What the exercise asks
Quote the data below in full, minus the images.

[Begin]

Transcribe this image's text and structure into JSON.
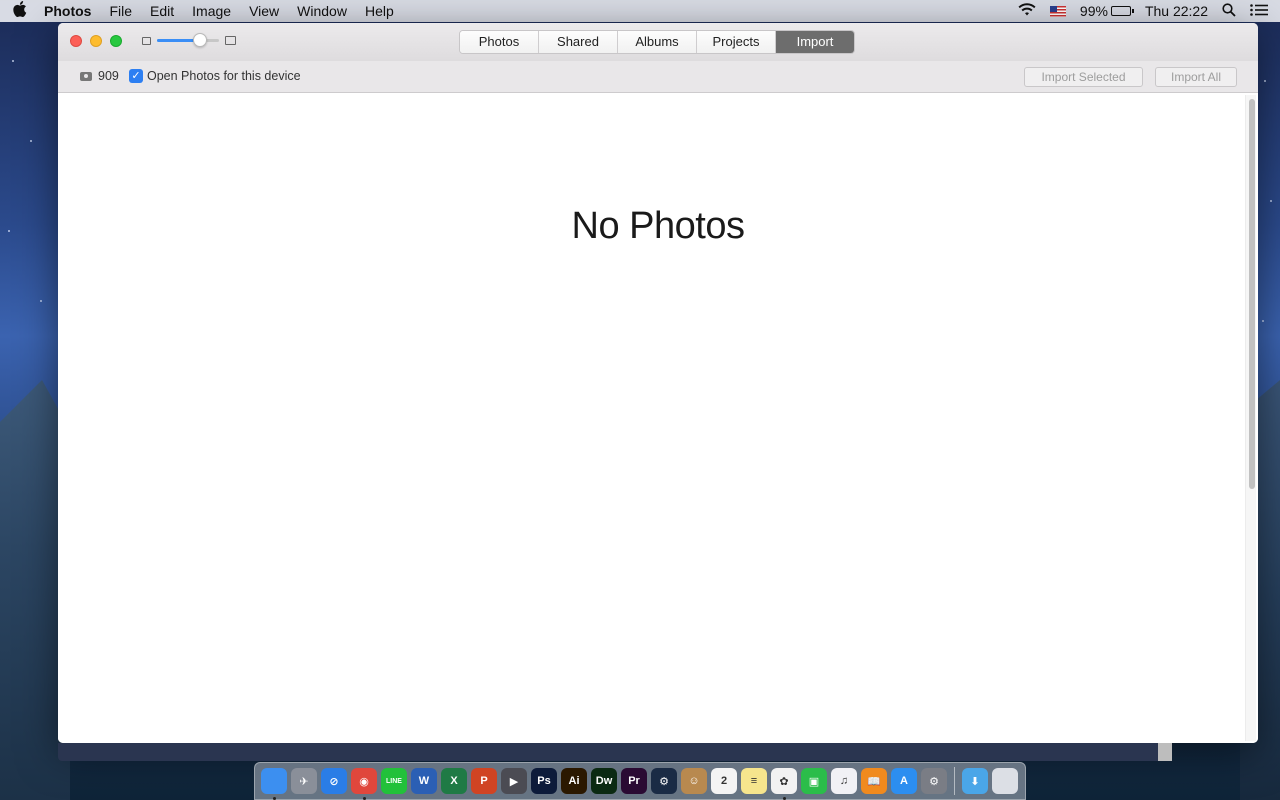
{
  "menubar": {
    "apple_icon": "",
    "app_name": "Photos",
    "items": [
      "File",
      "Edit",
      "Image",
      "View",
      "Window",
      "Help"
    ],
    "battery_percent": "99%",
    "clock": "Thu 22:22"
  },
  "window": {
    "tabs": [
      "Photos",
      "Shared",
      "Albums",
      "Projects",
      "Import"
    ],
    "active_tab": "Import",
    "zoom_level": 0.7,
    "toolbar": {
      "device_count": "909",
      "open_photos_label": "Open Photos for this device",
      "open_photos_checked": true,
      "import_selected_label": "Import Selected",
      "import_all_label": "Import All"
    },
    "empty_message": "No Photos"
  },
  "dock": {
    "apps": [
      {
        "name": "finder-icon",
        "glyph": "",
        "color": "#3c8ff0",
        "running": true
      },
      {
        "name": "launchpad-icon",
        "glyph": "✈",
        "color": "#8a8f99",
        "running": false
      },
      {
        "name": "safari-icon",
        "glyph": "⊘",
        "color": "#2a7de6",
        "running": false
      },
      {
        "name": "chrome-icon",
        "glyph": "◉",
        "color": "#e0473c",
        "running": true
      },
      {
        "name": "line-icon",
        "glyph": "LINE",
        "color": "#22c13a",
        "running": false
      },
      {
        "name": "word-icon",
        "glyph": "W",
        "color": "#2b5fb4",
        "running": false
      },
      {
        "name": "excel-icon",
        "glyph": "X",
        "color": "#1f7a45",
        "running": false
      },
      {
        "name": "powerpoint-icon",
        "glyph": "P",
        "color": "#d04423",
        "running": false
      },
      {
        "name": "final-cut-icon",
        "glyph": "▶",
        "color": "#4b4b53",
        "running": false
      },
      {
        "name": "photoshop-icon",
        "glyph": "Ps",
        "color": "#0d1b3a",
        "running": false
      },
      {
        "name": "illustrator-icon",
        "glyph": "Ai",
        "color": "#2b1800",
        "running": false
      },
      {
        "name": "dreamweaver-icon",
        "glyph": "Dw",
        "color": "#0b2a12",
        "running": false
      },
      {
        "name": "premiere-icon",
        "glyph": "Pr",
        "color": "#2a0a33",
        "running": false
      },
      {
        "name": "steam-icon",
        "glyph": "⚙",
        "color": "#1a2b45",
        "running": false
      },
      {
        "name": "contacts-icon",
        "glyph": "☺",
        "color": "#b8894f",
        "running": false
      },
      {
        "name": "calendar-icon",
        "glyph": "2",
        "color": "#f4f4f4",
        "running": false
      },
      {
        "name": "notes-icon",
        "glyph": "≡",
        "color": "#f6e58d",
        "running": false
      },
      {
        "name": "photos-icon",
        "glyph": "✿",
        "color": "#f2f2f2",
        "running": true
      },
      {
        "name": "facetime-icon",
        "glyph": "▣",
        "color": "#2bbd4a",
        "running": false
      },
      {
        "name": "itunes-icon",
        "glyph": "♫",
        "color": "#f1f1f5",
        "running": false
      },
      {
        "name": "ibooks-icon",
        "glyph": "📖",
        "color": "#f08a1e",
        "running": false
      },
      {
        "name": "app-store-icon",
        "glyph": "A",
        "color": "#2c8ef0",
        "running": false
      },
      {
        "name": "system-preferences-icon",
        "glyph": "⚙",
        "color": "#7a7d85",
        "running": false
      }
    ],
    "stacks": [
      {
        "name": "downloads-folder-icon",
        "glyph": "⬇",
        "color": "#4aa6e8"
      },
      {
        "name": "trash-icon",
        "glyph": "",
        "color": "#dcdfe5"
      }
    ]
  }
}
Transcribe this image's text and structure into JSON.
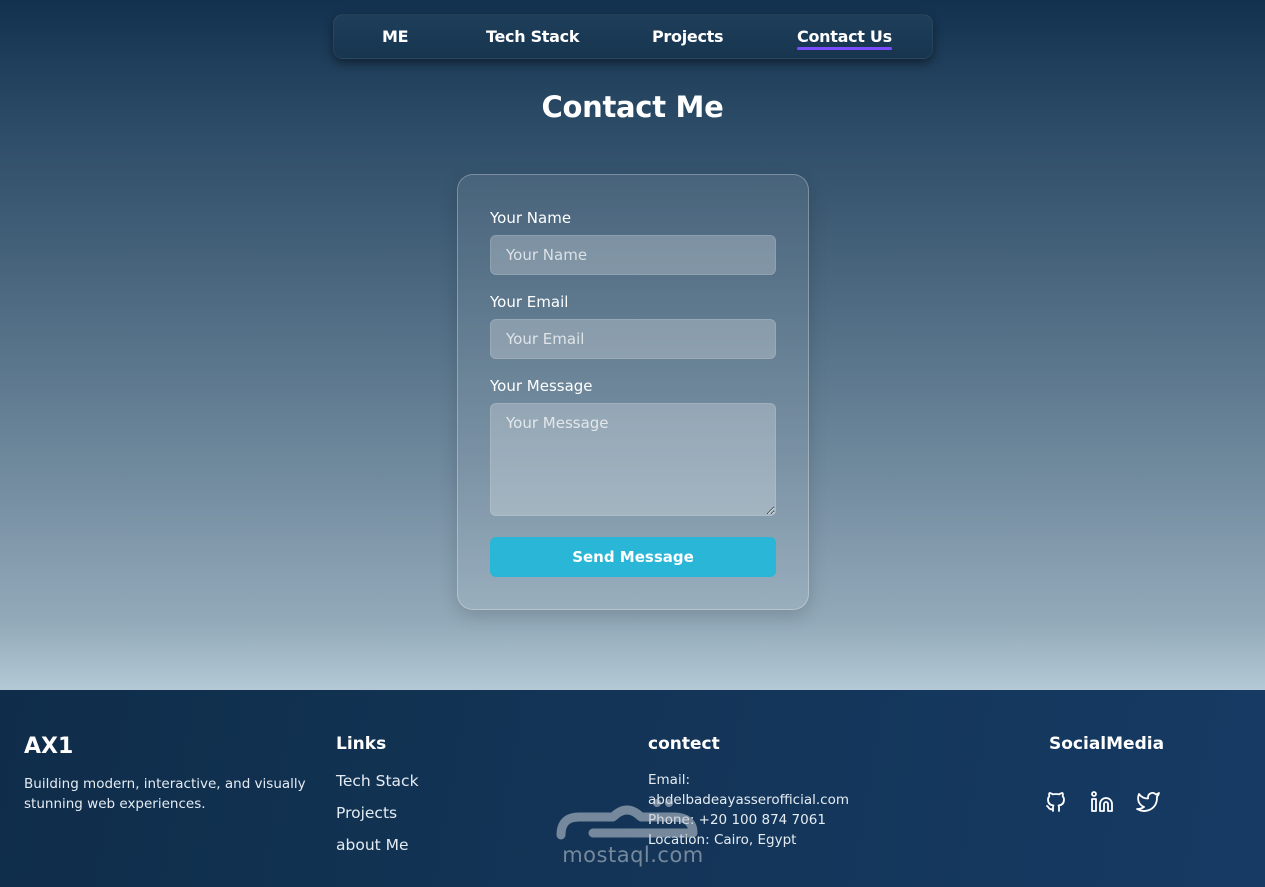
{
  "nav": {
    "items": [
      {
        "label": "ME"
      },
      {
        "label": "Tech Stack"
      },
      {
        "label": "Projects"
      },
      {
        "label": "Contact Us",
        "active": true
      }
    ],
    "accent_color": "#7b4dff"
  },
  "page_title": "Contact Me",
  "form": {
    "name_label": "Your Name",
    "name_placeholder": "Your Name",
    "email_label": "Your Email",
    "email_placeholder": "Your Email",
    "message_label": "Your Message",
    "message_placeholder": "Your Message",
    "submit_label": "Send Message",
    "submit_color": "#2ab6d6"
  },
  "footer": {
    "brand": "AX1",
    "tagline": "Building modern, interactive, and visually stunning web experiences.",
    "links_heading": "Links",
    "links": [
      "Tech Stack",
      "Projects",
      "about Me"
    ],
    "contact_heading": "contect",
    "contact": {
      "email_label": "Email:",
      "email": "abdelbadeayasserofficial.com",
      "phone": "Phone: +20 100 874 7061",
      "location": "Location: Cairo, Egypt"
    },
    "social_heading": "SocialMedia",
    "social_icons": [
      "github-icon",
      "linkedin-icon",
      "twitter-icon"
    ]
  },
  "watermark": {
    "text": "mostaql.com"
  }
}
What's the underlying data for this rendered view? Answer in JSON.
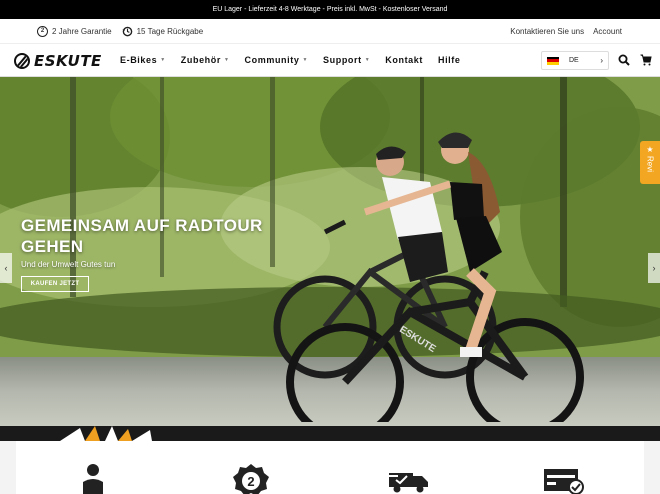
{
  "topbar": {
    "text": "EU Lager - Lieferzeit 4-8 Werktage - Preis inkl. MwSt - Kostenloser Versand"
  },
  "infobar": {
    "guarantee": "2 Jahre Garantie",
    "returns": "15 Tage Rückgabe",
    "contact": "Kontaktieren Sie uns",
    "account": "Account"
  },
  "nav": {
    "logo": "ESKUTE",
    "items": [
      {
        "label": "E-Bikes",
        "dropdown": true
      },
      {
        "label": "Zubehör",
        "dropdown": true
      },
      {
        "label": "Community",
        "dropdown": true
      },
      {
        "label": "Support",
        "dropdown": true
      },
      {
        "label": "Kontakt",
        "dropdown": false
      },
      {
        "label": "Hilfe",
        "dropdown": false
      }
    ],
    "language": "DE"
  },
  "hero": {
    "title": "GEMEINSAM AUF RADTOUR GEHEN",
    "subtitle": "Und der Umwelt Gutes tun",
    "cta": "KAUFEN JETZT",
    "bike_brand": "ESKUTE"
  },
  "review_tab": {
    "label": "Revi"
  },
  "icons": {
    "search": "search-icon",
    "cart": "cart-icon",
    "guarantee": "shield-2-icon",
    "returns": "return-icon",
    "prev": "chevron-left-icon",
    "next": "chevron-right-icon",
    "star": "star-icon"
  }
}
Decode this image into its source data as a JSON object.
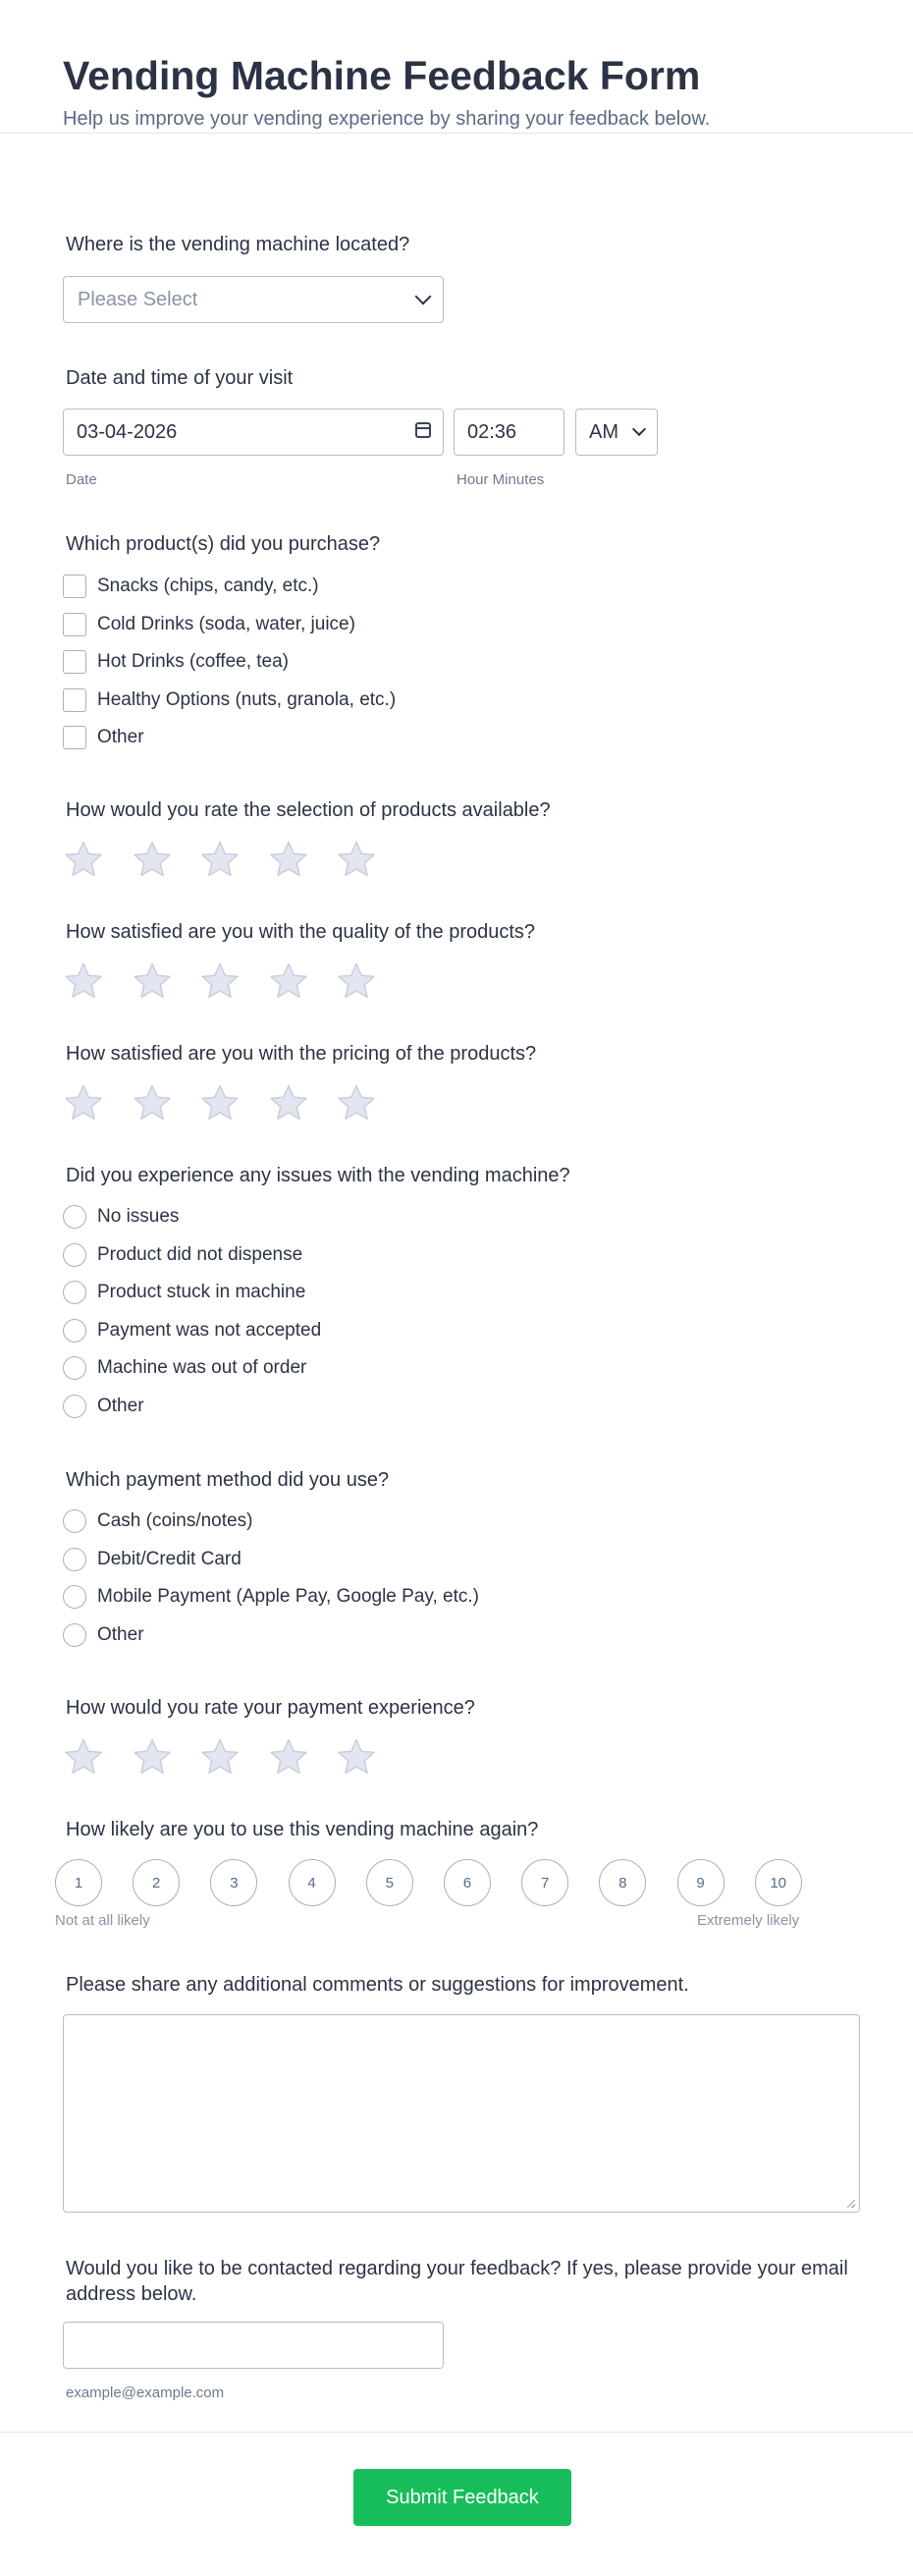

[End]

Task response
Transcribe this image's text and structure into JSON.
{
  "menubar": {
    "apple_icon": "",
    "app_name": "Photos",
    "items": [
      "File",
      "Edit",
      "Image",
      "View",
      "Window",
      "Help"
    ],
    "battery_percent": "99%",
    "clock": "Thu 22:22"
  },
  "window": {
    "tabs": [
      "Photos",
      "Shared",
      "Albums",
      "Projects",
      "Import"
    ],
    "active_tab": "Import",
    "zoom_level": 0.7,
    "toolbar": {
      "device_count": "909",
      "open_photos_label": "Open Photos for this device",
      "open_photos_checked": true,
      "import_selected_label": "Import Selected",
      "import_all_label": "Import All"
    },
    "empty_message": "No Photos"
  },
  "dock": {
    "apps": [
      {
        "name": "finder-icon",
        "glyph": "",
        "color": "#3c8ff0",
        "running": true
      },
      {
        "name": "launchpad-icon",
        "glyph": "✈",
        "color": "#8a8f99",
        "running": false
      },
      {
        "name": "safari-icon",
        "glyph": "⊘",
        "color": "#2a7de6",
        "running": false
      },
      {
        "name": "chrome-icon",
        "glyph": "◉",
        "color": "#e0473c",
        "running": true
      },
      {
        "name": "line-icon",
        "glyph": "LINE",
        "color": "#22c13a",
        "running": false
      },
      {
        "name": "word-icon",
        "glyph": "W",
        "color": "#2b5fb4",
        "running": false
      },
      {
        "name": "excel-icon",
        "glyph": "X",
        "color": "#1f7a45",
        "running": false
      },
      {
        "name": "powerpoint-icon",
        "glyph": "P",
        "color": "#d04423",
        "running": false
      },
      {
        "name": "final-cut-icon",
        "glyph": "▶",
        "color": "#4b4b53",
        "running": false
      },
      {
        "name": "photoshop-icon",
        "glyph": "Ps",
        "color": "#0d1b3a",
        "running": false
      },
      {
        "name": "illustrator-icon",
        "glyph": "Ai",
        "color": "#2b1800",
        "running": false
      },
      {
        "name": "dreamweaver-icon",
        "glyph": "Dw",
        "color": "#0b2a12",
        "running": false
      },
      {
        "name": "premiere-icon",
        "glyph": "Pr",
        "color": "#2a0a33",
        "running": false
      },
      {
        "name": "steam-icon",
        "glyph": "⚙",
        "color": "#1a2b45",
        "running": false
      },
      {
        "name": "contacts-icon",
        "glyph": "☺",
        "color": "#b8894f",
        "running": false
      },
      {
        "name": "calendar-icon",
        "glyph": "2",
        "color": "#f4f4f4",
        "running": false
      },
      {
        "name": "notes-icon",
        "glyph": "≡",
        "color": "#f6e58d",
        "running": false
      },
      {
        "name": "photos-icon",
        "glyph": "✿",
        "color": "#f2f2f2",
        "running": true
      },
      {
        "name": "facetime-icon",
        "glyph": "▣",
        "color": "#2bbd4a",
        "running": false
      },
      {
        "name": "itunes-icon",
        "glyph": "♫",
        "color": "#f1f1f5",
        "running": false
      },
      {
        "name": "ibooks-icon",
        "glyph": "📖",
        "color": "#f08a1e",
        "running": false
      },
      {
        "name": "app-store-icon",
        "glyph": "A",
        "color": "#2c8ef0",
        "running": false
      },
      {
        "name": "system-preferences-icon",
        "glyph": "⚙",
        "color": "#7a7d85",
        "running": false
      }
    ],
    "stacks": [
      {
        "name": "downloads-folder-icon",
        "glyph": "⬇",
        "color": "#4aa6e8"
      },
      {
        "name": "trash-icon",
        "glyph": "",
        "color": "#dcdfe5"
      }
    ]
  }
}
Transcribe this image's text and structure into JSON.
{
  "nav": {
    "items": [
      {
        "label": "ME"
      },
      {
        "label": "Tech Stack"
      },
      {
        "label": "Projects"
      },
      {
        "label": "Contact Us",
        "active": true
      }
    ],
    "accent_color": "#7b4dff"
  },
  "page_title": "Contact Me",
  "form": {
    "name_label": "Your Name",
    "name_placeholder": "Your Name",
    "email_label": "Your Email",
    "email_placeholder": "Your Email",
    "message_label": "Your Message",
    "message_placeholder": "Your Message",
    "submit_label": "Send Message",
    "submit_color": "#2ab6d6"
  },
  "footer": {
    "brand": "AX1",
    "tagline": "Building modern, interactive, and visually stunning web experiences.",
    "links_heading": "Links",
    "links": [
      "Tech Stack",
      "Projects",
      "about Me"
    ],
    "contact_heading": "contect",
    "contact": {
      "email_label": "Email:",
      "email": "abdelbadeayasserofficial.com",
      "phone": "Phone: +20 100 874 7061",
      "location": "Location: Cairo, Egypt"
    },
    "social_heading": "SocialMedia",
    "social_icons": [
      "github-icon",
      "linkedin-icon",
      "twitter-icon"
    ]
  },
  "watermark": {
    "text": "mostaql.com"
  }
}
What's the underlying data for this rendered view? Answer in JSON.
{
  "topbar": {
    "text": "EU Lager - Lieferzeit 4-8 Werktage - Preis inkl. MwSt - Kostenloser Versand"
  },
  "infobar": {
    "guarantee": "2 Jahre Garantie",
    "returns": "15 Tage Rückgabe",
    "contact": "Kontaktieren Sie uns",
    "account": "Account"
  },
  "nav": {
    "logo": "ESKUTE",
    "items": [
      {
        "label": "E-Bikes",
        "dropdown": true
      },
      {
        "label": "Zubehör",
        "dropdown": true
      },
      {
        "label": "Community",
        "dropdown": true
      },
      {
        "label": "Support",
        "dropdown": true
      },
      {
        "label": "Kontakt",
        "dropdown": false
      },
      {
        "label": "Hilfe",
        "dropdown": false
      }
    ],
    "language": "DE"
  },
  "hero": {
    "title": "GEMEINSAM AUF RADTOUR GEHEN",
    "subtitle": "Und der Umwelt Gutes tun",
    "cta": "KAUFEN JETZT",
    "bike_brand": "ESKUTE"
  },
  "review_tab": {
    "label": "Revi"
  },
  "icons": {
    "search": "search-icon",
    "cart": "cart-icon",
    "guarantee": "shield-2-icon",
    "returns": "return-icon",
    "prev": "chevron-left-icon",
    "next": "chevron-right-icon",
    "star": "star-icon"
  }
}
Decode this image into its source data as a JSON object.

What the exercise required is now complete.